→ The exercise
Reproduce only the lines that begin at the line with "What's the underlying" and run to the end of the entries; omit every picture.

* * * * *

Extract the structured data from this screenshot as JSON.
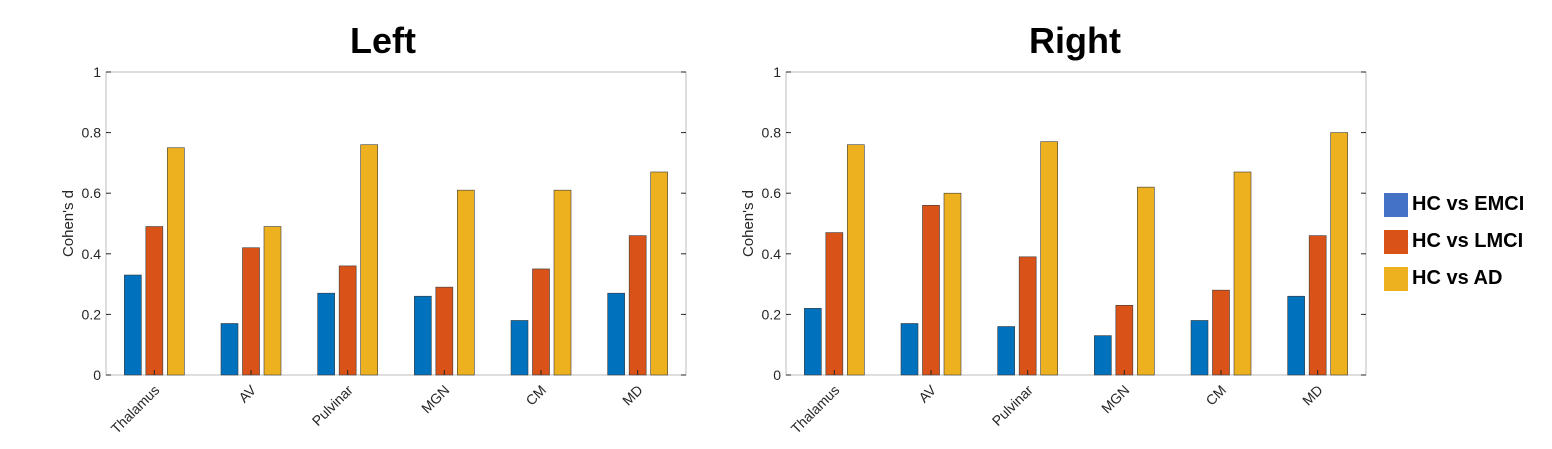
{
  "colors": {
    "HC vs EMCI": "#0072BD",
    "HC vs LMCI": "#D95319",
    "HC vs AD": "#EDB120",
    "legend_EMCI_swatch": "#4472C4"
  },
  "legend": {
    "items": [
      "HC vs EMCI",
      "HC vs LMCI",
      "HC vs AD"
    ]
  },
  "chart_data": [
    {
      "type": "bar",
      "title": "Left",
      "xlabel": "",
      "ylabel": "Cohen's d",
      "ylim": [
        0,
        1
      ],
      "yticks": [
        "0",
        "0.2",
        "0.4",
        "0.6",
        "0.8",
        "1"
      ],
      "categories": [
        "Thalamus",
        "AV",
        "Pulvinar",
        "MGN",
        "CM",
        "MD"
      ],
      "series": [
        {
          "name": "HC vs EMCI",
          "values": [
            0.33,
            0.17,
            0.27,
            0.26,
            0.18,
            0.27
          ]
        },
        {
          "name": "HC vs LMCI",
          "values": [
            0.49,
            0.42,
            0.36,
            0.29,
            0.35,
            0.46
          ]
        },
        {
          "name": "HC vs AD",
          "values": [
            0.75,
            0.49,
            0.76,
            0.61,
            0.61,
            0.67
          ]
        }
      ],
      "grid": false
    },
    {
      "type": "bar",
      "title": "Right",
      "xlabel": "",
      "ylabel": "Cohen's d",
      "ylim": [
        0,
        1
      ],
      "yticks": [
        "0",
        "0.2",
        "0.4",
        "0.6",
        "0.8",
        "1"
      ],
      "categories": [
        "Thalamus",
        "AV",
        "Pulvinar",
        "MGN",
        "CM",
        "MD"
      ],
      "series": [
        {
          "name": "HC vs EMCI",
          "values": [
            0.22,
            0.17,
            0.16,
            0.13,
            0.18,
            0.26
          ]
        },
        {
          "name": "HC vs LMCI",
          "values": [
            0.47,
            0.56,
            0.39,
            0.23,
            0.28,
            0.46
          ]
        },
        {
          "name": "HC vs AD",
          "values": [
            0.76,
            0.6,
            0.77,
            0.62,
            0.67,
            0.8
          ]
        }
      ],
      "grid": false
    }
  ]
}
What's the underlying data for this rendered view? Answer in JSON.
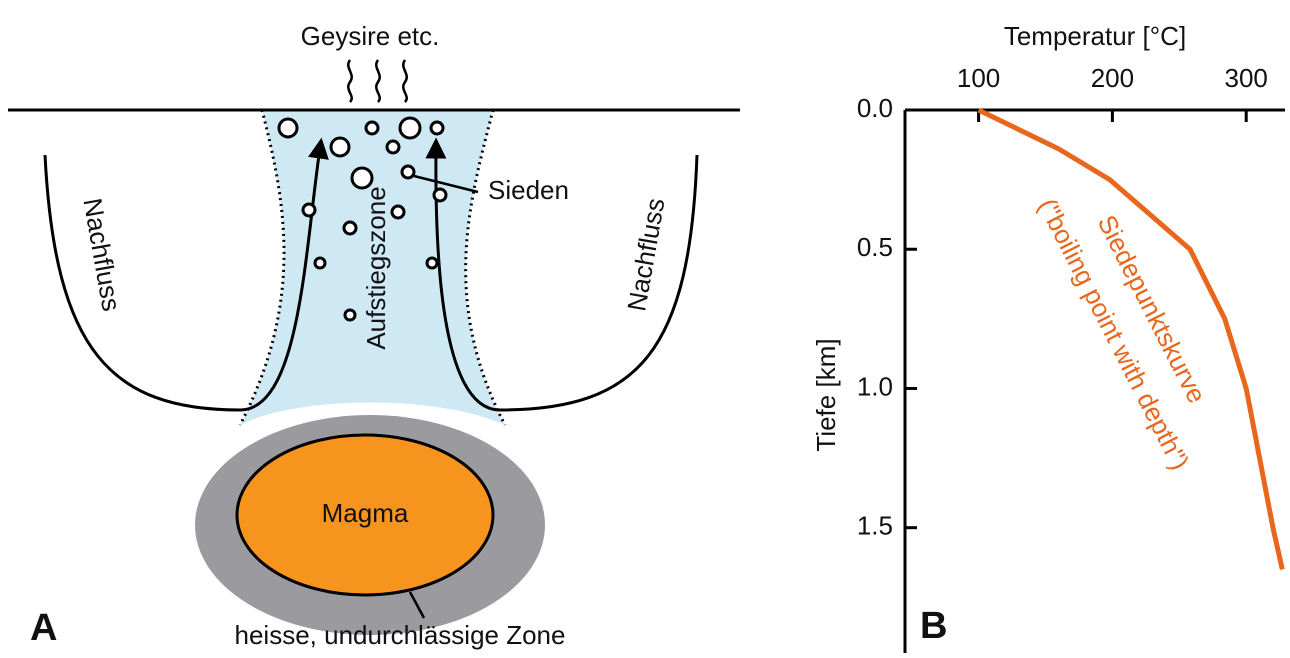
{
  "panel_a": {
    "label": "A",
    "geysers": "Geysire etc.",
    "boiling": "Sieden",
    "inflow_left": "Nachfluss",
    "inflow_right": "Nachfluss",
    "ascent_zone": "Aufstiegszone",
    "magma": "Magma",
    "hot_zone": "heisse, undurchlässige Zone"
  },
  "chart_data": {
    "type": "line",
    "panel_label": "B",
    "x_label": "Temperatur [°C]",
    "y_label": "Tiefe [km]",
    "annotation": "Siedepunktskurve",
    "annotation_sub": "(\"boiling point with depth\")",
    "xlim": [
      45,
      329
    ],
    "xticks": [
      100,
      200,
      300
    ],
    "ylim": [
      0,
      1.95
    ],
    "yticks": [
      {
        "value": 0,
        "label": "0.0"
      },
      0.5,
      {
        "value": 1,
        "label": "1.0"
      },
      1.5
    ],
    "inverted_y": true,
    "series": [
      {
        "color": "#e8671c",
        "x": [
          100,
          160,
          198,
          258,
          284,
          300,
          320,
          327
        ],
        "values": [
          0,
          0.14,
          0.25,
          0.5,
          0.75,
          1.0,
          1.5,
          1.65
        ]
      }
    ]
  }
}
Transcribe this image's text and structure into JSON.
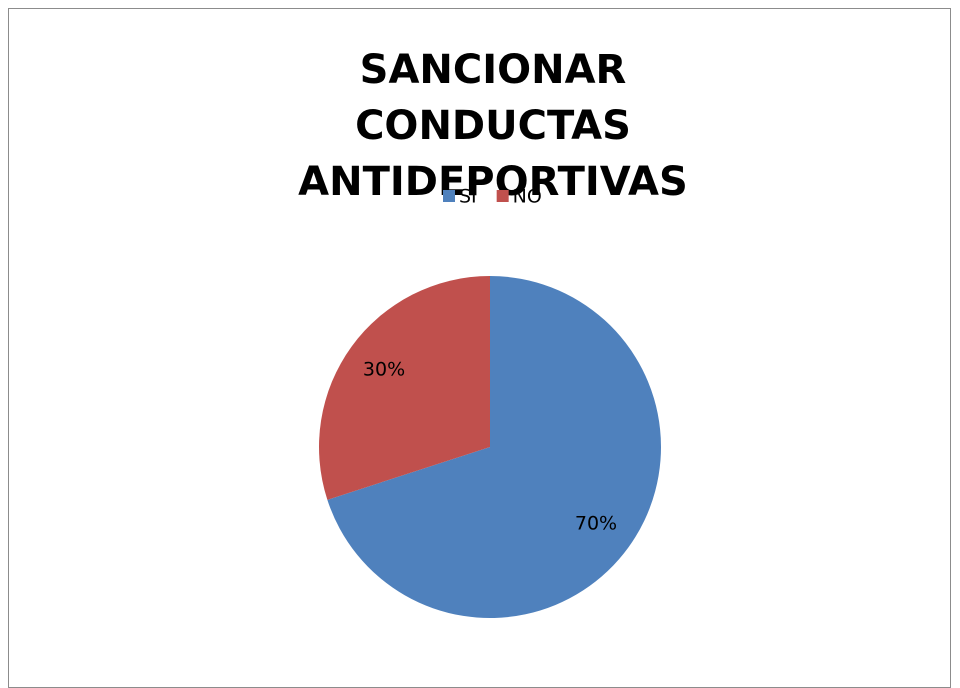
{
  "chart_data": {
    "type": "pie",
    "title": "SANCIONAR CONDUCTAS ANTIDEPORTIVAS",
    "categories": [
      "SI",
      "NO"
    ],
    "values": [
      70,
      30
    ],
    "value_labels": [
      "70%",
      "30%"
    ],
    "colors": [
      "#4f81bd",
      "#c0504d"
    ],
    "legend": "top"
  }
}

* * * * *

→ Output for this exercise
What's the underlying data for this rendered view? Answer in JSON.
{
  "panel_a": {
    "label": "A",
    "geysers": "Geysire etc.",
    "boiling": "Sieden",
    "inflow_left": "Nachfluss",
    "inflow_right": "Nachfluss",
    "ascent_zone": "Aufstiegszone",
    "magma": "Magma",
    "hot_zone": "heisse, undurchlässige Zone"
  },
  "chart_data": {
    "type": "line",
    "panel_label": "B",
    "x_label": "Temperatur [°C]",
    "y_label": "Tiefe [km]",
    "annotation": "Siedepunktskurve",
    "annotation_sub": "(\"boiling point with depth\")",
    "xlim": [
      45,
      329
    ],
    "xticks": [
      100,
      200,
      300
    ],
    "ylim": [
      0,
      1.95
    ],
    "yticks": [
      {
        "value": 0,
        "label": "0.0"
      },
      0.5,
      {
        "value": 1,
        "label": "1.0"
      },
      1.5
    ],
    "inverted_y": true,
    "series": [
      {
        "color": "#e8671c",
        "x": [
          100,
          160,
          198,
          258,
          284,
          300,
          320,
          327
        ],
        "values": [
          0,
          0.14,
          0.25,
          0.5,
          0.75,
          1.0,
          1.5,
          1.65
        ]
      }
    ]
  }
}
Transcribe this image's text and structure into JSON.
{
  "chart_data": {
    "type": "pie",
    "title": "SANCIONAR CONDUCTAS ANTIDEPORTIVAS",
    "categories": [
      "SI",
      "NO"
    ],
    "values": [
      70,
      30
    ],
    "value_labels": [
      "70%",
      "30%"
    ],
    "colors": [
      "#4f81bd",
      "#c0504d"
    ],
    "legend": "top"
  }
}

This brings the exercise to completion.